> Some records
--------------------------------------------------
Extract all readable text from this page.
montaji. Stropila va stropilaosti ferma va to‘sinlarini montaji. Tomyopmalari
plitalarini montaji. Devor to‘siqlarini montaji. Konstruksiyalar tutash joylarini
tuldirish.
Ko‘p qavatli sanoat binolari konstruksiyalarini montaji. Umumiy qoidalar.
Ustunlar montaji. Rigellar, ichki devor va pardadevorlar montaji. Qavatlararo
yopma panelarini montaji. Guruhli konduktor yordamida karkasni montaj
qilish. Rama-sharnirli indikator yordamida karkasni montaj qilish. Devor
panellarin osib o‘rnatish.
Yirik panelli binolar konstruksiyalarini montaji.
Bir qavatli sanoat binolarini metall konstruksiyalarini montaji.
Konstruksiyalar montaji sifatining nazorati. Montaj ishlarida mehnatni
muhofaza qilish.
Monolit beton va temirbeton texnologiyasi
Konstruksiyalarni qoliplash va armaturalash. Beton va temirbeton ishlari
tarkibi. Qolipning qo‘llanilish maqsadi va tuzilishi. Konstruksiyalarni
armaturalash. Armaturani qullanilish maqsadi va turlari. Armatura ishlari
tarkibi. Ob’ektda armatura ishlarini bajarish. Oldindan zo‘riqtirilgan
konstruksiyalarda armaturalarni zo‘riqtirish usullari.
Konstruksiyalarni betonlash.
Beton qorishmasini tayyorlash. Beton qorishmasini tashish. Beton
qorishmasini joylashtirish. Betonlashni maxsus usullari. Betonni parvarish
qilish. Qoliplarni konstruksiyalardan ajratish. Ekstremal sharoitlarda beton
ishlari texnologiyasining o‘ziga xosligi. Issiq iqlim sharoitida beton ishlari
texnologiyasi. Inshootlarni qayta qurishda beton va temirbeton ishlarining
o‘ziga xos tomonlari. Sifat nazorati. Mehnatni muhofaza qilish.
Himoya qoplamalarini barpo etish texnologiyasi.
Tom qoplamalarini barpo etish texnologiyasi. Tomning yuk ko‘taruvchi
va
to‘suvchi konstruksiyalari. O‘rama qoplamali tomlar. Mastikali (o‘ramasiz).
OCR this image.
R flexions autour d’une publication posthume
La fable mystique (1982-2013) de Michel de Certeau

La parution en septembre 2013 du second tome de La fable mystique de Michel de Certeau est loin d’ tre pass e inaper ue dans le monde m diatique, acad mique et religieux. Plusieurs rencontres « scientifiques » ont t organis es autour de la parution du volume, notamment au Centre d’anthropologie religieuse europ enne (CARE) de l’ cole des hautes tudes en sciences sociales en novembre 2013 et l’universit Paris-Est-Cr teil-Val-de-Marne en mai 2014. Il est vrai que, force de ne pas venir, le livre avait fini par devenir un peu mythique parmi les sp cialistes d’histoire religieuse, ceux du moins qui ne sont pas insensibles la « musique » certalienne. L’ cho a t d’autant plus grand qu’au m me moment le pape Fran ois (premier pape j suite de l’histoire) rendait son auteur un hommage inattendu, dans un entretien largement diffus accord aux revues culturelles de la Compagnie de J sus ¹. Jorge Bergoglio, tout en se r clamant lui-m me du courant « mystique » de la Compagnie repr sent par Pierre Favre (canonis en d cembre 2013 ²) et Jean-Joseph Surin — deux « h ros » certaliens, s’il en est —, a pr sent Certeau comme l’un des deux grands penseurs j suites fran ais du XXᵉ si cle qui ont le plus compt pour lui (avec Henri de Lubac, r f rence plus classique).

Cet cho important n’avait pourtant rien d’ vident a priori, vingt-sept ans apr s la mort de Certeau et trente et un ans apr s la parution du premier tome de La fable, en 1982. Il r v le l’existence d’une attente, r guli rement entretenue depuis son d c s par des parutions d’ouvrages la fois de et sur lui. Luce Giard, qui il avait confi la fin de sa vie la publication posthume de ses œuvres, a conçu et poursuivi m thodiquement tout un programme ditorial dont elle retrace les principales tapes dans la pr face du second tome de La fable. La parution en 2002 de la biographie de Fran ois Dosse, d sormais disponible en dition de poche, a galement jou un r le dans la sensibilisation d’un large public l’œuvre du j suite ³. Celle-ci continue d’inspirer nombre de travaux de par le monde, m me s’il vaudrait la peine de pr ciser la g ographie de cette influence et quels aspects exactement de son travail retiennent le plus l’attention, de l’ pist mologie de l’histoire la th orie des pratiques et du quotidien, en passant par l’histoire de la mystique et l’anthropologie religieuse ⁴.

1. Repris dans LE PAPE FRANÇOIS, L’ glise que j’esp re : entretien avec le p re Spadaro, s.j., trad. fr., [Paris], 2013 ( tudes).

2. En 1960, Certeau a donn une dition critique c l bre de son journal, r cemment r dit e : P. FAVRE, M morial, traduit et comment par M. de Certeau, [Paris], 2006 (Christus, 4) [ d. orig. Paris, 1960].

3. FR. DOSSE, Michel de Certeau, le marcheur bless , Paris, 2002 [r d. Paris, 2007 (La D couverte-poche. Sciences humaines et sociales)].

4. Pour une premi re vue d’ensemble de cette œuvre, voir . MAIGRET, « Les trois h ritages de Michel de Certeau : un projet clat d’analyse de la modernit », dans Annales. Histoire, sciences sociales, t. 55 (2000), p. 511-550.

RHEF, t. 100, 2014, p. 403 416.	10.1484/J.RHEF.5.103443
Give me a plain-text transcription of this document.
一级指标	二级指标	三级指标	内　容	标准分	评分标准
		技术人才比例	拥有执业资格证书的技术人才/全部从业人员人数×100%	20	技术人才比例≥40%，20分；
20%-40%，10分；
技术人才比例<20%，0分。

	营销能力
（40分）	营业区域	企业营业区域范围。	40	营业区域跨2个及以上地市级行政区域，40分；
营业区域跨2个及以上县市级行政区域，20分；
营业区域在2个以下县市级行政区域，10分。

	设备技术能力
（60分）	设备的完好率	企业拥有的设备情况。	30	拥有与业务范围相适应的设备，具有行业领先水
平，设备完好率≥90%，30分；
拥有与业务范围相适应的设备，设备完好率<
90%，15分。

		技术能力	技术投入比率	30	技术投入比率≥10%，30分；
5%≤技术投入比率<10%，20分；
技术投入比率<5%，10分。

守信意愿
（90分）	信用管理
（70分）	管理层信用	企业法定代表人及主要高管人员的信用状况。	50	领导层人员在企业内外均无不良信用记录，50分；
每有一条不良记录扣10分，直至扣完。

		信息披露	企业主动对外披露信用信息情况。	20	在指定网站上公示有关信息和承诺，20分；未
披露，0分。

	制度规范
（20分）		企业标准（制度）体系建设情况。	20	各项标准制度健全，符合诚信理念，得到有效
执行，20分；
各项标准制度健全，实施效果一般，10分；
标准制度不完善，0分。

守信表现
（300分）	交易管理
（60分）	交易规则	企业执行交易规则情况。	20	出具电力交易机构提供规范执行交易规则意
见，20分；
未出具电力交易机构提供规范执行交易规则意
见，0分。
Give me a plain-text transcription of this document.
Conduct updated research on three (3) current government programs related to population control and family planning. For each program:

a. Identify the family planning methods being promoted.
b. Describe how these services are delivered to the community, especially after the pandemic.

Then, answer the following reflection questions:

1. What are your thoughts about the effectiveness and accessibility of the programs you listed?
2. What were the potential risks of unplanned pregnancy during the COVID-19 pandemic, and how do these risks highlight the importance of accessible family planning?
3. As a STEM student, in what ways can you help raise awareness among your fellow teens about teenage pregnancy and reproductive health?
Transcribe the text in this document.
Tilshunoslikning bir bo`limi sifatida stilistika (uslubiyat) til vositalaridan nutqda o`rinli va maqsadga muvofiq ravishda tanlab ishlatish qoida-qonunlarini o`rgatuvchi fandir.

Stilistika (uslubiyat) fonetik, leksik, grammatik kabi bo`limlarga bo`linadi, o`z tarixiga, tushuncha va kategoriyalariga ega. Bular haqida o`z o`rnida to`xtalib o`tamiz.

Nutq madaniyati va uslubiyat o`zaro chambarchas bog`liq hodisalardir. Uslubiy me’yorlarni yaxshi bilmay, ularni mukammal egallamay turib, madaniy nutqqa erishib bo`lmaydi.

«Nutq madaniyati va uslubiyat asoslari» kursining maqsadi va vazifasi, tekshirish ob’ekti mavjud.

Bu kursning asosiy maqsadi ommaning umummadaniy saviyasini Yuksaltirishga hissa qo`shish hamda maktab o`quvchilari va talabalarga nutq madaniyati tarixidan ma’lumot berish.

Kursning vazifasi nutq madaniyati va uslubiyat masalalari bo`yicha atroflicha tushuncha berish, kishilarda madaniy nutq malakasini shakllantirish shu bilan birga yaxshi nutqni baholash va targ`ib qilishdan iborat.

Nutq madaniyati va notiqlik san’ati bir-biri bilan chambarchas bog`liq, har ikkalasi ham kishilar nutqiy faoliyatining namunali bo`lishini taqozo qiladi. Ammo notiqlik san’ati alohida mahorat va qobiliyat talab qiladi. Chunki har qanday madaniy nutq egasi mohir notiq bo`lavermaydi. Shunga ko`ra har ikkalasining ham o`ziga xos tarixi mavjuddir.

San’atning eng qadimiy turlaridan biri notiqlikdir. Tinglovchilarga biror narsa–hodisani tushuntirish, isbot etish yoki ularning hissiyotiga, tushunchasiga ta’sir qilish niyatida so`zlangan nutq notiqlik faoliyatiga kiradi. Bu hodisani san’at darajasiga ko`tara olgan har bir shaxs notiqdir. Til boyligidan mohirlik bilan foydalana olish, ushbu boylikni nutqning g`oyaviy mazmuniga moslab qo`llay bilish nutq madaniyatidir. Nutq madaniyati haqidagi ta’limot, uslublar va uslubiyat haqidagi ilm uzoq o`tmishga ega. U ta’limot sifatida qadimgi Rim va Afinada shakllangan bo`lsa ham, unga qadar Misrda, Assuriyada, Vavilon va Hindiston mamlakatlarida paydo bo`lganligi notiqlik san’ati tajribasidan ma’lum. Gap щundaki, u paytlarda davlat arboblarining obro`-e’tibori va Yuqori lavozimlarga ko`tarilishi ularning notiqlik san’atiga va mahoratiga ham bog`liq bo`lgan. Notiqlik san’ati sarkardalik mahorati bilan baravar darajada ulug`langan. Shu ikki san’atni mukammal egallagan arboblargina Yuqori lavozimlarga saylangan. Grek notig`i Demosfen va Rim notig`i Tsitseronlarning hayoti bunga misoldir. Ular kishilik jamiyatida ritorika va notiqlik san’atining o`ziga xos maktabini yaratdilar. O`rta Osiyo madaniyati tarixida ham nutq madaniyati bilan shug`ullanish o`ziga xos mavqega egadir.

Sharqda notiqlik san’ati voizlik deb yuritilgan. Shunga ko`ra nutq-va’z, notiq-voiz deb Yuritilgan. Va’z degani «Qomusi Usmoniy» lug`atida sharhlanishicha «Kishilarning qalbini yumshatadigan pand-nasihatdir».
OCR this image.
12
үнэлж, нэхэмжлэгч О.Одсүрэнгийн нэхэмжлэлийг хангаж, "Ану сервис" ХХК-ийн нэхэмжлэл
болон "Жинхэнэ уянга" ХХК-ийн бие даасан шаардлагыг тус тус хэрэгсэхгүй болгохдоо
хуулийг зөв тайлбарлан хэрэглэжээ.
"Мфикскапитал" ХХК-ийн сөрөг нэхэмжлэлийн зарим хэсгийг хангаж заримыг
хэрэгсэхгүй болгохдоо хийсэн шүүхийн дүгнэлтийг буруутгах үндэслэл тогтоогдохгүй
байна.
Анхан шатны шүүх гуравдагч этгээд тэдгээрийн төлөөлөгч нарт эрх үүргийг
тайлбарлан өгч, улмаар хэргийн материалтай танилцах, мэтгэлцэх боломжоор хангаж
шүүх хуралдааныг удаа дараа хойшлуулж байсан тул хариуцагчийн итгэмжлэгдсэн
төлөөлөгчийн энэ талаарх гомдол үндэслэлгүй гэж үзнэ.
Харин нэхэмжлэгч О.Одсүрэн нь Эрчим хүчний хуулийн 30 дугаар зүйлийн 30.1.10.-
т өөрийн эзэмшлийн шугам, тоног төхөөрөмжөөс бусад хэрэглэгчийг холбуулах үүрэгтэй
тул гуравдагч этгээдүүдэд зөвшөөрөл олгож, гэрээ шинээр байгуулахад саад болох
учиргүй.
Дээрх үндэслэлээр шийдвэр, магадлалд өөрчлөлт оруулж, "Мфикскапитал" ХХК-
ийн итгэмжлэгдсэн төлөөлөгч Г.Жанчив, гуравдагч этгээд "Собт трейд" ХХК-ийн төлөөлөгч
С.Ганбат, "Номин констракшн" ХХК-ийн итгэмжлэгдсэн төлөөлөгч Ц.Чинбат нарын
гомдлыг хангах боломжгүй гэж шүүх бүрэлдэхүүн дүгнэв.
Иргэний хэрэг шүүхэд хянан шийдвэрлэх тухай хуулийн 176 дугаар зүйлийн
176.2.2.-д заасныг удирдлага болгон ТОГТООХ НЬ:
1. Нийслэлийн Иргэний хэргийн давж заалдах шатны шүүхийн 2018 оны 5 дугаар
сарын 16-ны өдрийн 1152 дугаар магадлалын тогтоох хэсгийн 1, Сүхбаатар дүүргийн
--------------------------------------------------
> Exercise description
Search the records for the word "技术人才比例" and copy every line where it occurs.

> Solution for this exercise
		技术人才比例	拥有执业资格证书的技术人才/全部从业人员人数×100%	20	技术人才比例≥40%，20分；
技术人才比例<20%，0分。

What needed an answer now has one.